Dataset entries:
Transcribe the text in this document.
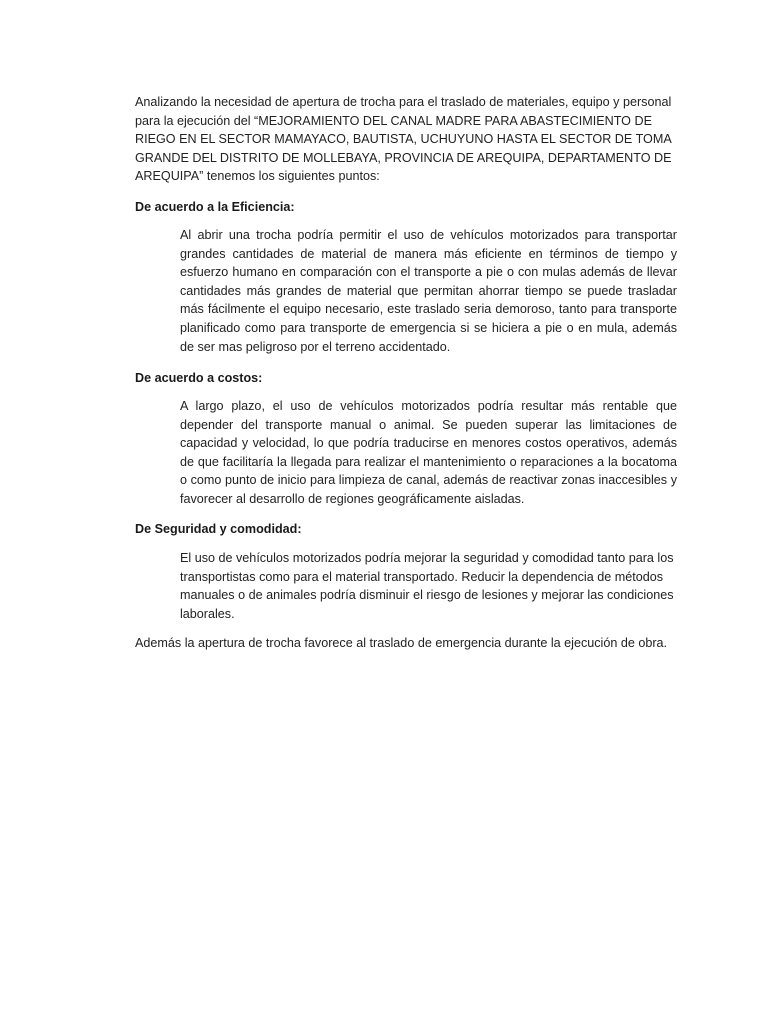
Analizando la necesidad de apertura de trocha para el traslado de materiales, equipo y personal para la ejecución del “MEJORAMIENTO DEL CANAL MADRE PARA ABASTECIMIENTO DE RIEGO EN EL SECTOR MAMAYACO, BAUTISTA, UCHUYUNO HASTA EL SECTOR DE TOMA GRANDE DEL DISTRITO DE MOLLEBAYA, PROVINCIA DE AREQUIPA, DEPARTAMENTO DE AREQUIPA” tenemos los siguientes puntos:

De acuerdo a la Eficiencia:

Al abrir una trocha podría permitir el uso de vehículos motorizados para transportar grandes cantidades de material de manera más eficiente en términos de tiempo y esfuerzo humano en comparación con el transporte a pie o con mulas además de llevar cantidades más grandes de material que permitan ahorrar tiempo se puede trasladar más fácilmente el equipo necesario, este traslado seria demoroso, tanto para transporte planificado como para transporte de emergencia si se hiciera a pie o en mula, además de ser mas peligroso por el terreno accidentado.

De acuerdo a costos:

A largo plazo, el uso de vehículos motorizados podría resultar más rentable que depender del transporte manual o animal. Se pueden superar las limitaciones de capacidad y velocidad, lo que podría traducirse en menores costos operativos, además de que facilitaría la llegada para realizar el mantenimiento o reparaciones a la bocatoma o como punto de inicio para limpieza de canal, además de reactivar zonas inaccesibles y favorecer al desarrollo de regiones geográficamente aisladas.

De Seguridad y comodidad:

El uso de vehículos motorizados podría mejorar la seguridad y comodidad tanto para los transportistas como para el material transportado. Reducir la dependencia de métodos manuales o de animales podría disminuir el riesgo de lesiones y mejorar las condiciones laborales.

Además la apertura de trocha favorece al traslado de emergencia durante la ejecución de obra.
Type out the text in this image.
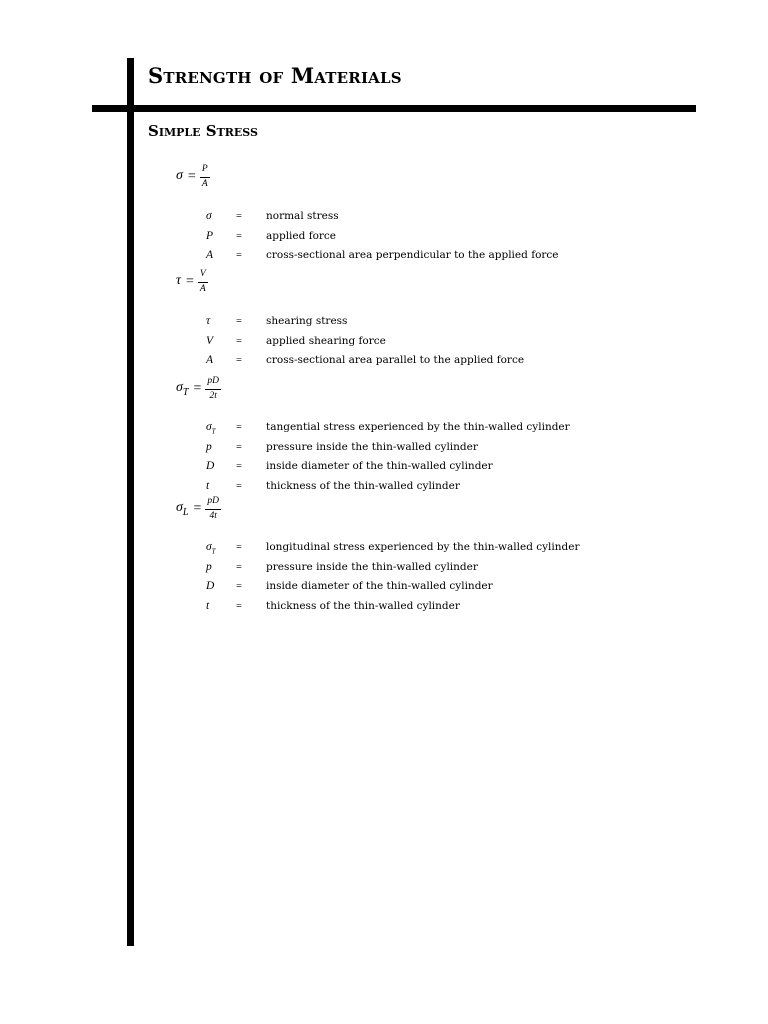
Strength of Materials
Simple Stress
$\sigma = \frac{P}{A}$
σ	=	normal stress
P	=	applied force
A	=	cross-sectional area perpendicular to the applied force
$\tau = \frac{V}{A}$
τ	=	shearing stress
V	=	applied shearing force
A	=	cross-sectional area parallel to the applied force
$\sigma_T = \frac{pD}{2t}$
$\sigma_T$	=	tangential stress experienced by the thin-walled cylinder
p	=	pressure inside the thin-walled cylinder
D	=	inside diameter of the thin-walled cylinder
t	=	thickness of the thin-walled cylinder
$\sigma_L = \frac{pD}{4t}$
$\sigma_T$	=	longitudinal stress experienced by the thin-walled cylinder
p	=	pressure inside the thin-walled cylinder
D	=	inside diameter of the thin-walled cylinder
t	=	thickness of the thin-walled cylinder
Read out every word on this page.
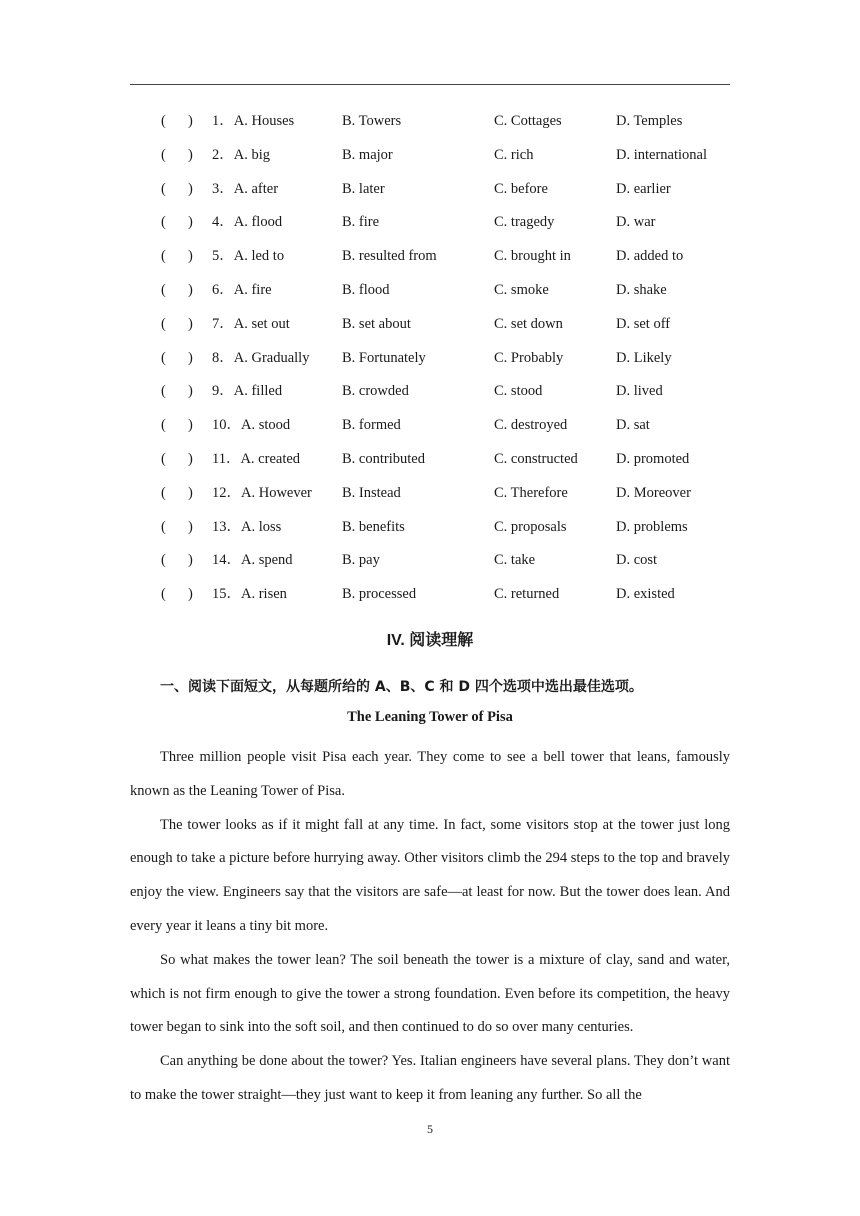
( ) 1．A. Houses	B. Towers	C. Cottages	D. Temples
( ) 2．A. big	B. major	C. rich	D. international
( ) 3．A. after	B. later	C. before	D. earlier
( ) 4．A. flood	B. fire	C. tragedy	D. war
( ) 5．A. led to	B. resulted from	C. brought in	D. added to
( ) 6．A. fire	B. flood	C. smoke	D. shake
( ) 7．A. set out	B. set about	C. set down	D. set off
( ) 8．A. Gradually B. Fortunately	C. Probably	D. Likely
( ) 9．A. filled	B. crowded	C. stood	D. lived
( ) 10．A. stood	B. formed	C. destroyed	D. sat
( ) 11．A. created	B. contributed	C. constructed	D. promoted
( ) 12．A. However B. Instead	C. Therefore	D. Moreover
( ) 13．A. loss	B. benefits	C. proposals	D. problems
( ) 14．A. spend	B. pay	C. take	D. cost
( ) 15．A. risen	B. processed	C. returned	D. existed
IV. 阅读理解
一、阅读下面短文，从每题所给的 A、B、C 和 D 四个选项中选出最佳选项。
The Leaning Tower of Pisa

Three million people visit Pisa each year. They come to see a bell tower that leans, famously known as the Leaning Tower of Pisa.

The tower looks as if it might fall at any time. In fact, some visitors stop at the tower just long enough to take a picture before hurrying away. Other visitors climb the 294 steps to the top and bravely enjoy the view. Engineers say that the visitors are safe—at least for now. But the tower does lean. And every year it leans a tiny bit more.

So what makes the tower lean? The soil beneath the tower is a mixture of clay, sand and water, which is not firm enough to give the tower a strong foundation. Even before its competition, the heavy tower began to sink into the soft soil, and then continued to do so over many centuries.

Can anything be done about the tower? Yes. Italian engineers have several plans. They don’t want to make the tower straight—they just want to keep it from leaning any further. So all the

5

• _Challenge_:
Exclude the pictures, and transcribe all of the material exactly.

• _Result for this exercise_:
Transcribe the text in this document.
Analizando la necesidad de apertura de trocha para el traslado de materiales, equipo y personal para la ejecución del “MEJORAMIENTO DEL CANAL MADRE PARA ABASTECIMIENTO DE RIEGO EN EL SECTOR MAMAYACO, BAUTISTA, UCHUYUNO HASTA EL SECTOR DE TOMA GRANDE DEL DISTRITO DE MOLLEBAYA, PROVINCIA DE AREQUIPA, DEPARTAMENTO DE AREQUIPA” tenemos los siguientes puntos:

De acuerdo a la Eficiencia:

Al abrir una trocha podría permitir el uso de vehículos motorizados para transportar grandes cantidades de material de manera más eficiente en términos de tiempo y esfuerzo humano en comparación con el transporte a pie o con mulas además de llevar cantidades más grandes de material que permitan ahorrar tiempo se puede trasladar más fácilmente el equipo necesario, este traslado seria demoroso, tanto para transporte planificado como para transporte de emergencia si se hiciera a pie o en mula, además de ser mas peligroso por el terreno accidentado.

De acuerdo a costos:

A largo plazo, el uso de vehículos motorizados podría resultar más rentable que depender del transporte manual o animal. Se pueden superar las limitaciones de capacidad y velocidad, lo que podría traducirse en menores costos operativos, además de que facilitaría la llegada para realizar el mantenimiento o reparaciones a la bocatoma o como punto de inicio para limpieza de canal, además de reactivar zonas inaccesibles y favorecer al desarrollo de regiones geográficamente aisladas.

De Seguridad y comodidad:

El uso de vehículos motorizados podría mejorar la seguridad y comodidad tanto para los transportistas como para el material transportado. Reducir la dependencia de métodos manuales o de animales podría disminuir el riesgo de lesiones y mejorar las condiciones laborales.

Además la apertura de trocha favorece al traslado de emergencia durante la ejecución de obra.
Type out the text in this image.
Strength of Materials
Simple Stress
$\sigma = \frac{P}{A}$
σ	=	normal stress
P	=	applied force
A	=	cross-sectional area perpendicular to the applied force
$\tau = \frac{V}{A}$
τ	=	shearing stress
V	=	applied shearing force
A	=	cross-sectional area parallel to the applied force
$\sigma_T = \frac{pD}{2t}$
$\sigma_T$	=	tangential stress experienced by the thin-walled cylinder
p	=	pressure inside the thin-walled cylinder
D	=	inside diameter of the thin-walled cylinder
t	=	thickness of the thin-walled cylinder
$\sigma_L = \frac{pD}{4t}$
$\sigma_T$	=	longitudinal stress experienced by the thin-walled cylinder
p	=	pressure inside the thin-walled cylinder
D	=	inside diameter of the thin-walled cylinder
t	=	thickness of the thin-walled cylinder
Read out every word on this page.
( ) 1．A. Houses	B. Towers	C. Cottages	D. Temples
( ) 2．A. big	B. major	C. rich	D. international
( ) 3．A. after	B. later	C. before	D. earlier
( ) 4．A. flood	B. fire	C. tragedy	D. war
( ) 5．A. led to	B. resulted from	C. brought in	D. added to
( ) 6．A. fire	B. flood	C. smoke	D. shake
( ) 7．A. set out	B. set about	C. set down	D. set off
( ) 8．A. Gradually B. Fortunately	C. Probably	D. Likely
( ) 9．A. filled	B. crowded	C. stood	D. lived
( ) 10．A. stood	B. formed	C. destroyed	D. sat
( ) 11．A. created	B. contributed	C. constructed	D. promoted
( ) 12．A. However B. Instead	C. Therefore	D. Moreover
( ) 13．A. loss	B. benefits	C. proposals	D. problems
( ) 14．A. spend	B. pay	C. take	D. cost
( ) 15．A. risen	B. processed	C. returned	D. existed
IV. 阅读理解
一、阅读下面短文，从每题所给的 A、B、C 和 D 四个选项中选出最佳选项。
The Leaning Tower of Pisa

Three million people visit Pisa each year. They come to see a bell tower that leans, famously known as the Leaning Tower of Pisa.

The tower looks as if it might fall at any time. In fact, some visitors stop at the tower just long enough to take a picture before hurrying away. Other visitors climb the 294 steps to the top and bravely enjoy the view. Engineers say that the visitors are safe—at least for now. But the tower does lean. And every year it leans a tiny bit more.

So what makes the tower lean? The soil beneath the tower is a mixture of clay, sand and water, which is not firm enough to give the tower a strong foundation. Even before its competition, the heavy tower began to sink into the soft soil, and then continued to do so over many centuries.

Can anything be done about the tower? Yes. Italian engineers have several plans. They don’t want to make the tower straight—they just want to keep it from leaning any further. So all the

5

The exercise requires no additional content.